Records for this task:
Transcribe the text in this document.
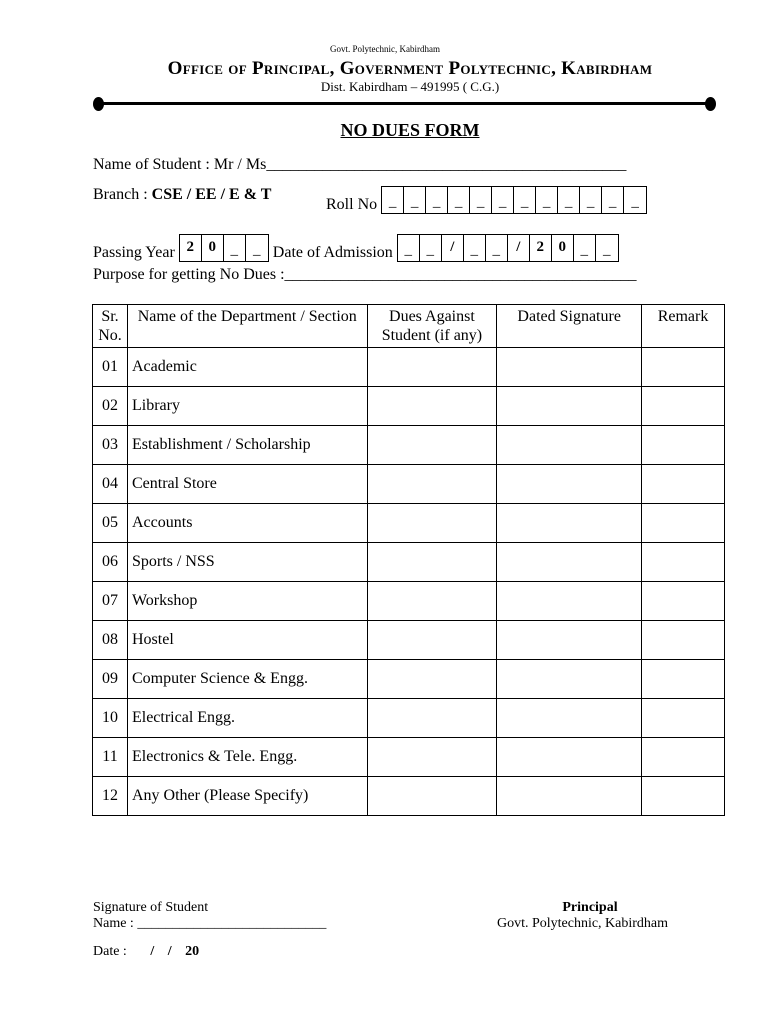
Govt. Polytechnic, Kabirdham
Office of Principal, Government Polytechnic, Kabirdham
Dist. Kabirdham – 491995 ( C.G.)
NO DUES FORM
Name of Student : Mr / Ms_____________________________________________
Branch : CSE / EE / E & T
Roll No _ _ _ _ _ _ _ _ _ _ _	_
Passing Year 2 0 _	_ Date of Admission _ _	/	_ _	/	2 0 _	_
Purpose for getting No Dues :____________________________________________
Sr. No.	Name of the Department / Section	Dues Against Student (if any)	Dated Signature	Remark
01	Academic			
02	Library			
03	Establishment / Scholarship			
04	Central Store			
05	Accounts			
06	Sports / NSS			
07	Workshop			
08	Hostel			
09	Computer Science & Engg.			
10	Electrical Engg.			
11	Electronics & Tele. Engg.			
12	Any Other (Please Specify)			
Signature of Student
Name : ___________________________
Date : / / 20
Principal
Govt. Polytechnic, Kabirdham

What needs to be done:
Read through the entries and copy each line in which "Name" appears.

Solution for this problem:
Name of Student : Mr / Ms_____________________________________________
Sr. No.	Name of the Department / Section	Dues Against Student (if any)	Dated Signature	Remark
Name : ___________________________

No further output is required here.